EXERCISE:
Copy every entry exactly as given, minus the images.

INFORMATION GIVEN:
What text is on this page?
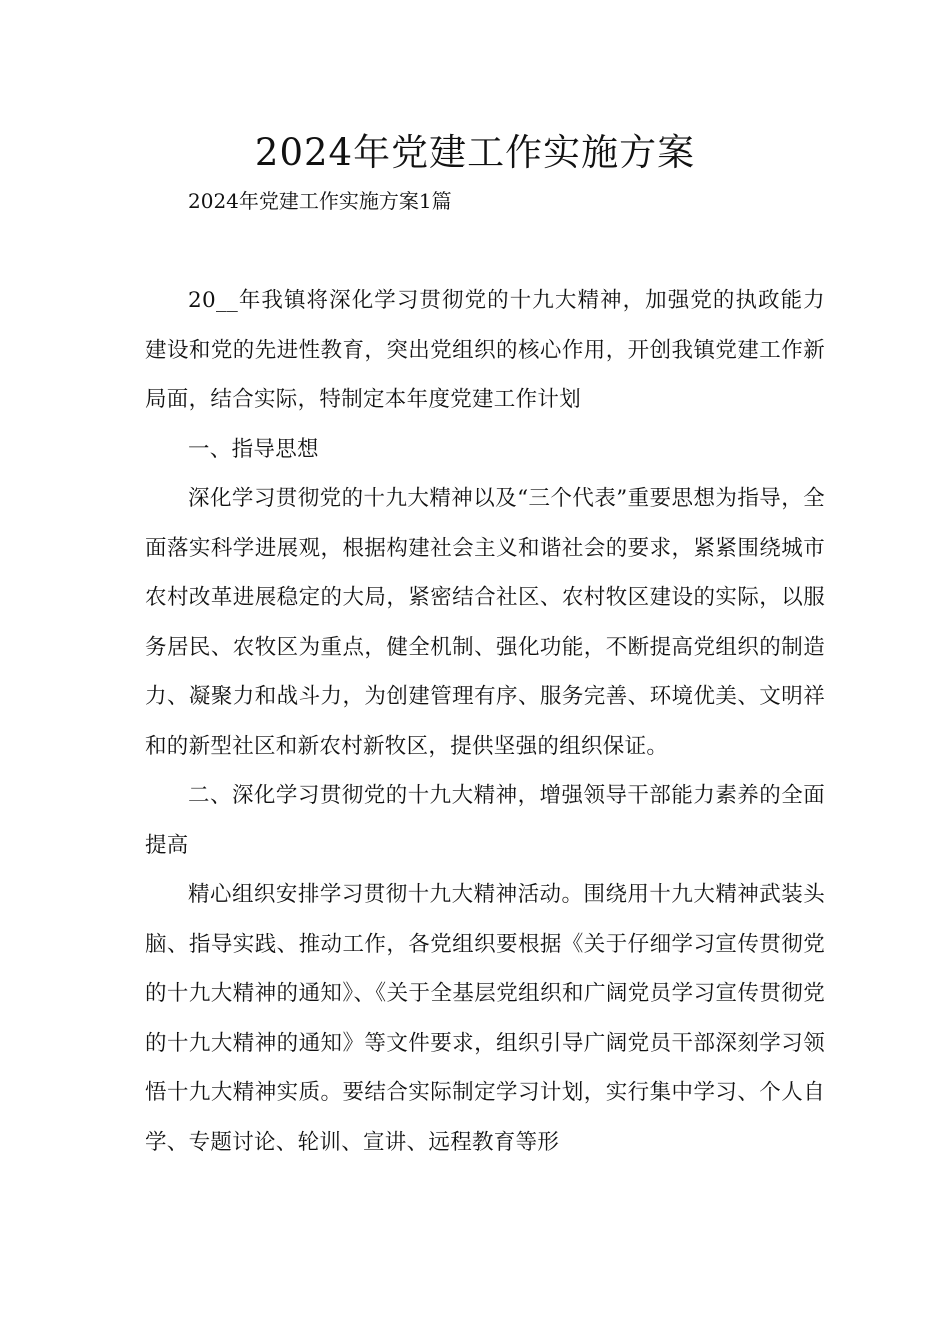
2024年党建工作实施方案

2024年党建工作实施方案1篇

20__年我镇将深化学习贯彻党的十九大精神，加强党的执政能力建设和党的先进性教育，突出党组织的核心作用，开创我镇党建工作新局面，结合实际，特制定本年度党建工作计划

一、指导思想

深化学习贯彻党的十九大精神以及“三个代表”重要思想为指导，全面落实科学进展观，根据构建社会主义和谐社会的要求，紧紧围绕城市农村改革进展稳定的大局，紧密结合社区、农村牧区建设的实际，以服务居民、农牧区为重点，健全机制、强化功能，不断提高党组织的制造力、凝聚力和战斗力，为创建管理有序、服务完善、环境优美、文明祥和的新型社区和新农村新牧区，提供坚强的组织保证。

二、深化学习贯彻党的十九大精神，增强领导干部能力素养的全面提高

精心组织安排学习贯彻十九大精神活动。围绕用十九大精神武装头脑、指导实践、推动工作，各党组织要根据《关于仔细学习宣传贯彻党的十九大精神的通知》、《关于全基层党组织和广阔党员学习宣传贯彻党的十九大精神的通知》等文件要求，组织引导广阔党员干部深刻学习领悟十九大精神实质。要结合实际制定学习计划，实行集中学习、个人自学、专题讨论、轮训、宣讲、远程教育等形
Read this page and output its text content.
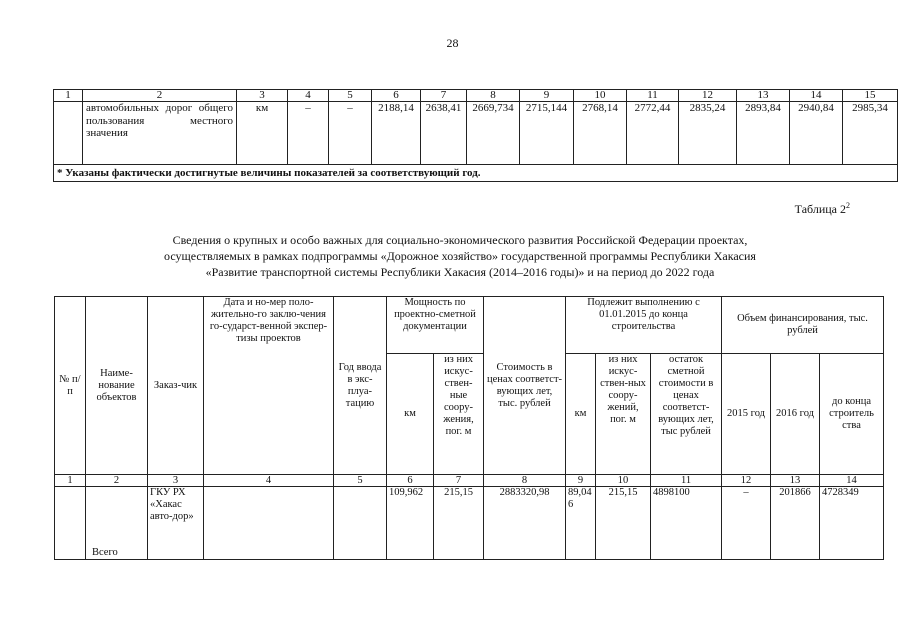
28
1	2	3	4	5	6	7	8	9	10	11	12	13	14	15
	автомобильных дорог общего пользования местного значения	км	–	–	2188,14	2638,41	2669,734	2715,144	2768,14	2772,44	2835,24	2893,84	2940,84	2985,34
* Указаны фактически достигнутые величины показателей за соответствующий год.														
Таблица $2^2$
Сведения о крупных и особо важных для социально-экономического развития Российской Федерации проектах,
осуществляемых в рамках подпрограммы «Дорожное хозяйство» государственной программы Республики Хакасия
«Развитие транспортной системы Республики Хакасия (2014–2016 годы)» и на период до 2022 года
№ п/п	Наиме-нование объектов	Заказ-чик	Дата и но-мер поло-жительно-го заклю-чения го-сударст-венной экспер-тизы проектов	Год ввода в экс-плуа-тацию	Мощность по проектно-сметной документации		Стоимость в ценах соответст-вующих лет, тыс. рублей	Подлежит выполнению с 01.01.2015 до конца строительства			Объем финансирования, тыс. рублей		
					км	из них искус-ствен-ные соору-жения, пог. м		км	из них искус-ствен-ных соору-жений, пог. м	остаток сметной стоимости в ценах соответст-вующих лет, тыс рублей	2015 год	2016 год	до конца строитель ства
1	2	3	4	5	6	7	8	9	10	11	12	13	14
	Всего	ГКУ РХ «Хакас авто-дор»			109,962	215,15	2883320,98	89,046	215,15	4898100	–	201866	4728349
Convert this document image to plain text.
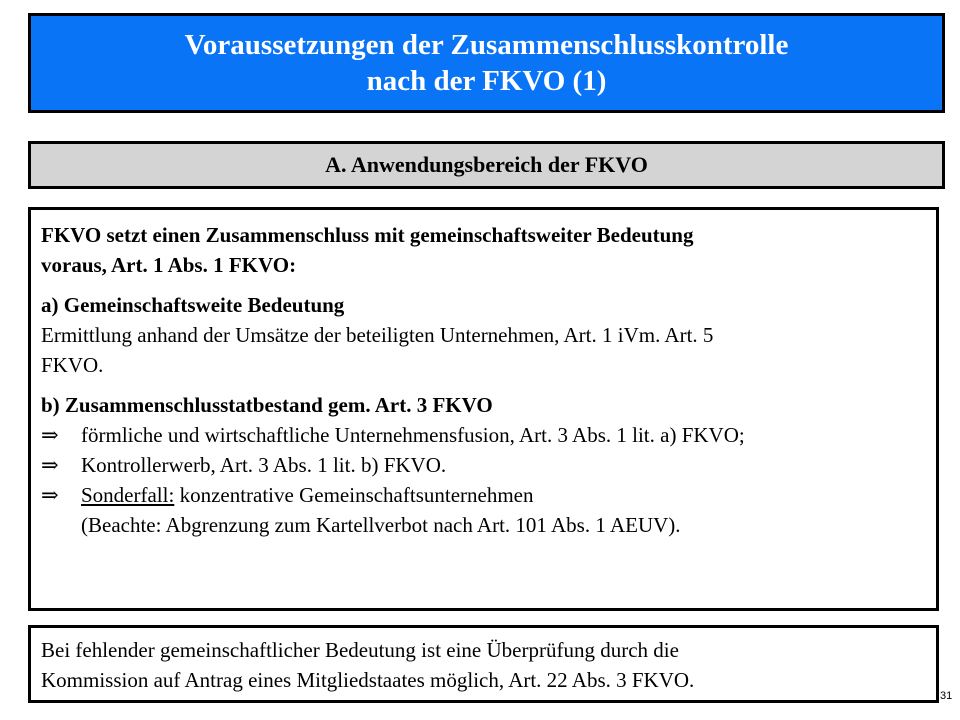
Voraussetzungen der Zusammenschlusskontrolle
nach der FKVO (1)
A. Anwendungsbereich der FKVO

FKVO setzt einen Zusammenschluss mit gemeinschaftsweiter Bedeutung

voraus, Art. 1 Abs. 1 FKVO:

a) Gemeinschaftsweite Bedeutung

Ermittlung anhand der Umsätze der beteiligten Unternehmen, Art. 1 iVm. Art. 5

FKVO.

b) Zusammenschlusstatbestand gem. Art. 3 FKVO

⇒	förmliche und wirtschaftliche Unternehmensfusion, Art. 3 Abs. 1 lit. a) FKVO;
⇒	Kontrollerwerb, Art. 3 Abs. 1 lit. b) FKVO.
⇒	Sonderfall: konzentrative Gemeinschaftsunternehmen

(Beachte: Abgrenzung zum Kartellverbot nach Art. 101 Abs. 1 AEUV).

Bei fehlender gemeinschaftlicher Bedeutung ist eine Überprüfung durch die

Kommission auf Antrag eines Mitgliedstaates möglich, Art. 22 Abs. 3 FKVO.

31
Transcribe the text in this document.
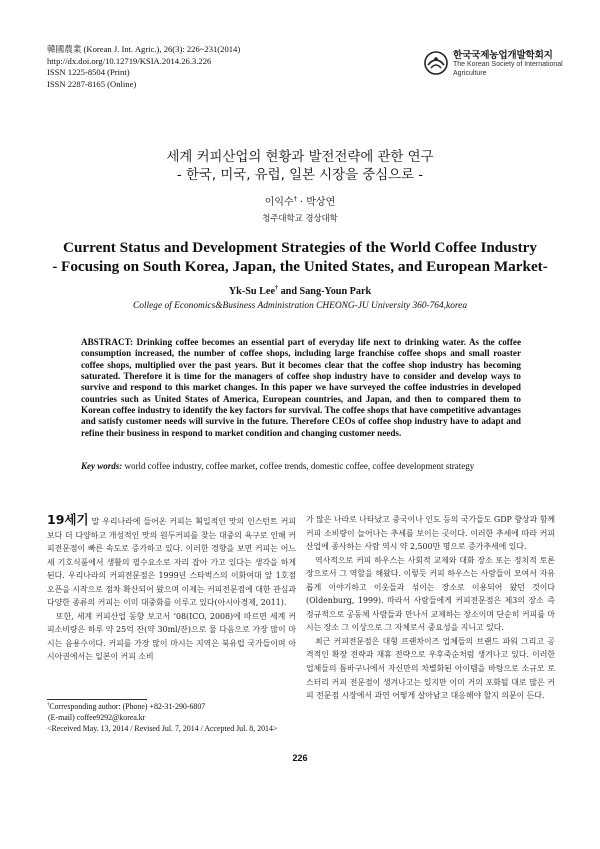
韓國農業 (Korean J. Int. Agric.), 26(3): 226~231(2014)
http://dx.doi.org/10.12719/KSIA.2014.26.3.226
ISSN 1225-8504 (Print)
ISSN 2287-8165 (Online)
한국국제농업개발학회지
The Korean Society of International Agriculture
세계 커피산업의 현황과 발전전략에 관한 연구
- 한국, 미국, 유럽, 일본 시장을 중심으로 -
이익수† · 박상연
청주대학교 경상대학
Current Status and Development Strategies of the World Coffee Industry
- Focusing on South Korea, Japan, the United States, and European Market-
Yk-Su Lee† and Sang-Youn Park
College of Economics&Business Administration CHEONG-JU University 360-764,korea
ABSTRACT: Drinking coffee becomes an essential part of everyday life next to drinking water. As the coffee consumption increased, the number of coffee shops, including large franchise coffee shops and small roaster coffee shops, multiplied over the past years. But it becomes clear that the coffee shop industry has becoming saturated. Therefore it is time for the managers of coffee shop industry have to consider and develop ways to survive and respond to this market changes. In this paper we have surveyed the coffee industries in developed countries such as United States of America, European countries, and Japan, and then to compared them to Korean coffee industry to identify the key factors for survival. The coffee shops that have competitive advantages and satisfy customer needs will survive in the future. Therefore CEOs of coffee shop industry have to adapt and refine their business in respond to market condition and changing customer needs.
Key words: world coffee industry, coffee market, coffee trends, domestic coffee, coffee development strategy

19세기 말 우리나라에 들어온 커피는 획일적인 맛의 인스턴트 커피보다 더 다양하고 개성적인 맛의 원두커피를 찾는 대중의 욕구로 인해 커피전문점이 빠른 속도로 증가하고 있다. 이러한 경향을 보면 커피는 어느새 기호식품에서 생활의 필수요소로 자리 잡아 가고 있다는 생각을 하게 된다. 우리나라의 커피전문점은 1999년 스타벅스의 이화여대 앞 1호점 오픈을 시작으로 점차 확산되어 왔으며 이제는 커피전문점에 대한 관심과 다양한 종류의 커피는 이미 대중화를 이루고 있다(아시아경제, 2011).

또한, 세계 커피산업 동향 보고서 ‘08(ICO, 2008)에 따르면 세계 커피소비량은 하루 약 25억 잔(약 30ml/잔)으로 물 다음으로 가장 많이 마시는 음용수이다. 커피를 가장 많이 마시는 지역은 북유럽 국가들이며 아시아권에서는 일본이 커피 소비

가 많은 나라로 나타났고 중국이나 인도 등의 국가들도 GDP 향상과 함께 커피 소비량이 늘어나는 추세를 보이는 곳이다. 이러한 추세에 따라 커피 산업에 종사하는 사람 역시 약 2,500만 명으로 증가추세에 있다.

역사적으로 커피 하우스는 사회적 교제와 대화 장소 또는 정치적 토론장으로서 그 역할을 해왔다. 이렇듯 커피 하우스는 사람들이 모여서 자유롭게 이야기하고 이웃들과 섞이는 장소로 이용되어 왔던 것이다(Oldenburg, 1999). 따라서 사람들에게 커피전문점은 제3의 장소 즉 정규적으로 공동체 사람들과 만나서 교제하는 장소이며 단순히 커피를 마시는 장소 그 이상으로 그 자체로서 중요성을 지니고 있다.

최근 커피전문점은 대형 프랜차이즈 업체들의 브랜드 파워 그리고 공격적인 확장 전략과 재휴 전략으로 우후죽순처럼 생겨나고 있다. 이러한 업체들의 틈바구니에서 자신만의 차별화된 아이템을 바탕으로 소규모 로스터리 커피 전문점이 생겨나고는 있지만 이미 거의 포화될 대로 많은 커피 전문점 시장에서 과연 어떻게 살아남고 대응해야 할지 의문이 든다.

†Corresponding author: (Phone) +82-31-290-6807
(E-mail) coffee9292@korea.kr
<Received May. 13, 2014 / Revised Jul. 7, 2014 / Accepted Jul. 8, 2014>
226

FINISHED ANSWER:
What text is on this page?
2024年党建工作实施方案

2024年党建工作实施方案1篇

20__年我镇将深化学习贯彻党的十九大精神，加强党的执政能力建设和党的先进性教育，突出党组织的核心作用，开创我镇党建工作新局面，结合实际，特制定本年度党建工作计划

一、指导思想

深化学习贯彻党的十九大精神以及“三个代表”重要思想为指导，全面落实科学进展观，根据构建社会主义和谐社会的要求，紧紧围绕城市农村改革进展稳定的大局，紧密结合社区、农村牧区建设的实际，以服务居民、农牧区为重点，健全机制、强化功能，不断提高党组织的制造力、凝聚力和战斗力，为创建管理有序、服务完善、环境优美、文明祥和的新型社区和新农村新牧区，提供坚强的组织保证。

二、深化学习贯彻党的十九大精神，增强领导干部能力素养的全面提高

精心组织安排学习贯彻十九大精神活动。围绕用十九大精神武装头脑、指导实践、推动工作，各党组织要根据《关于仔细学习宣传贯彻党的十九大精神的通知》、《关于全基层党组织和广阔党员学习宣传贯彻党的十九大精神的通知》等文件要求，组织引导广阔党员干部深刻学习领悟十九大精神实质。要结合实际制定学习计划，实行集中学习、个人自学、专题讨论、轮训、宣讲、远程教育等形
Read this page and output its text content.
28
1	2	3	4	5	6	7	8	9	10	11	12	13	14	15
	автомобильных дорог общего пользования местного значения	км	–	–	2188,14	2638,41	2669,734	2715,144	2768,14	2772,44	2835,24	2893,84	2940,84	2985,34
* Указаны фактически достигнутые величины показателей за соответствующий год.														
Таблица $2^2$
Сведения о крупных и особо важных для социально-экономического развития Российской Федерации проектах,
осуществляемых в рамках подпрограммы «Дорожное хозяйство» государственной программы Республики Хакасия
«Развитие транспортной системы Республики Хакасия (2014–2016 годы)» и на период до 2022 года
№ п/п	Наиме-нование объектов	Заказ-чик	Дата и но-мер поло-жительно-го заклю-чения го-сударст-венной экспер-тизы проектов	Год ввода в экс-плуа-тацию	Мощность по проектно-сметной документации		Стоимость в ценах соответст-вующих лет, тыс. рублей	Подлежит выполнению с 01.01.2015 до конца строительства			Объем финансирования, тыс. рублей		
					км	из них искус-ствен-ные соору-жения, пог. м		км	из них искус-ствен-ных соору-жений, пог. м	остаток сметной стоимости в ценах соответст-вующих лет, тыс рублей	2015 год	2016 год	до конца строитель ства
1	2	3	4	5	6	7	8	9	10	11	12	13	14
	Всего	ГКУ РХ «Хакас авто-дор»			109,962	215,15	2883320,98	89,046	215,15	4898100	–	201866	4728349
Convert this document image to plain text.
Voraussetzungen der Zusammenschlusskontrolle
nach der FKVO (1)
A. Anwendungsbereich der FKVO

FKVO setzt einen Zusammenschluss mit gemeinschaftsweiter Bedeutung

voraus, Art. 1 Abs. 1 FKVO:

a) Gemeinschaftsweite Bedeutung

Ermittlung anhand der Umsätze der beteiligten Unternehmen, Art. 1 iVm. Art. 5

FKVO.

b) Zusammenschlusstatbestand gem. Art. 3 FKVO

⇒	förmliche und wirtschaftliche Unternehmensfusion, Art. 3 Abs. 1 lit. a) FKVO;
⇒	Kontrollerwerb, Art. 3 Abs. 1 lit. b) FKVO.
⇒	Sonderfall: konzentrative Gemeinschaftsunternehmen

(Beachte: Abgrenzung zum Kartellverbot nach Art. 101 Abs. 1 AEUV).

Bei fehlender gemeinschaftlicher Bedeutung ist eine Überprüfung durch die

Kommission auf Antrag eines Mitgliedstaates möglich, Art. 22 Abs. 3 FKVO.

31
Transcribe the text in this document.
韓國農業 (Korean J. Int. Agric.), 26(3): 226~231(2014)
http://dx.doi.org/10.12719/KSIA.2014.26.3.226
ISSN 1225-8504 (Print)
ISSN 2287-8165 (Online)
한국국제농업개발학회지
The Korean Society of International Agriculture
세계 커피산업의 현황과 발전전략에 관한 연구
- 한국, 미국, 유럽, 일본 시장을 중심으로 -
이익수† · 박상연
청주대학교 경상대학
Current Status and Development Strategies of the World Coffee Industry
- Focusing on South Korea, Japan, the United States, and European Market-
Yk-Su Lee† and Sang-Youn Park
College of Economics&Business Administration CHEONG-JU University 360-764,korea
ABSTRACT: Drinking coffee becomes an essential part of everyday life next to drinking water. As the coffee consumption increased, the number of coffee shops, including large franchise coffee shops and small roaster coffee shops, multiplied over the past years. But it becomes clear that the coffee shop industry has becoming saturated. Therefore it is time for the managers of coffee shop industry have to consider and develop ways to survive and respond to this market changes. In this paper we have surveyed the coffee industries in developed countries such as United States of America, European countries, and Japan, and then to compared them to Korean coffee industry to identify the key factors for survival. The coffee shops that have competitive advantages and satisfy customer needs will survive in the future. Therefore CEOs of coffee shop industry have to adapt and refine their business in respond to market condition and changing customer needs.
Key words: world coffee industry, coffee market, coffee trends, domestic coffee, coffee development strategy

19세기 말 우리나라에 들어온 커피는 획일적인 맛의 인스턴트 커피보다 더 다양하고 개성적인 맛의 원두커피를 찾는 대중의 욕구로 인해 커피전문점이 빠른 속도로 증가하고 있다. 이러한 경향을 보면 커피는 어느새 기호식품에서 생활의 필수요소로 자리 잡아 가고 있다는 생각을 하게 된다. 우리나라의 커피전문점은 1999년 스타벅스의 이화여대 앞 1호점 오픈을 시작으로 점차 확산되어 왔으며 이제는 커피전문점에 대한 관심과 다양한 종류의 커피는 이미 대중화를 이루고 있다(아시아경제, 2011).

또한, 세계 커피산업 동향 보고서 ‘08(ICO, 2008)에 따르면 세계 커피소비량은 하루 약 25억 잔(약 30ml/잔)으로 물 다음으로 가장 많이 마시는 음용수이다. 커피를 가장 많이 마시는 지역은 북유럽 국가들이며 아시아권에서는 일본이 커피 소비

가 많은 나라로 나타났고 중국이나 인도 등의 국가들도 GDP 향상과 함께 커피 소비량이 늘어나는 추세를 보이는 곳이다. 이러한 추세에 따라 커피 산업에 종사하는 사람 역시 약 2,500만 명으로 증가추세에 있다.

역사적으로 커피 하우스는 사회적 교제와 대화 장소 또는 정치적 토론장으로서 그 역할을 해왔다. 이렇듯 커피 하우스는 사람들이 모여서 자유롭게 이야기하고 이웃들과 섞이는 장소로 이용되어 왔던 것이다(Oldenburg, 1999). 따라서 사람들에게 커피전문점은 제3의 장소 즉 정규적으로 공동체 사람들과 만나서 교제하는 장소이며 단순히 커피를 마시는 장소 그 이상으로 그 자체로서 중요성을 지니고 있다.

최근 커피전문점은 대형 프랜차이즈 업체들의 브랜드 파워 그리고 공격적인 확장 전략과 재휴 전략으로 우후죽순처럼 생겨나고 있다. 이러한 업체들의 틈바구니에서 자신만의 차별화된 아이템을 바탕으로 소규모 로스터리 커피 전문점이 생겨나고는 있지만 이미 거의 포화될 대로 많은 커피 전문점 시장에서 과연 어떻게 살아남고 대응해야 할지 의문이 든다.

†Corresponding author: (Phone) +82-31-290-6807
(E-mail) coffee9292@korea.kr
<Received May. 13, 2014 / Revised Jul. 7, 2014 / Accepted Jul. 8, 2014>
226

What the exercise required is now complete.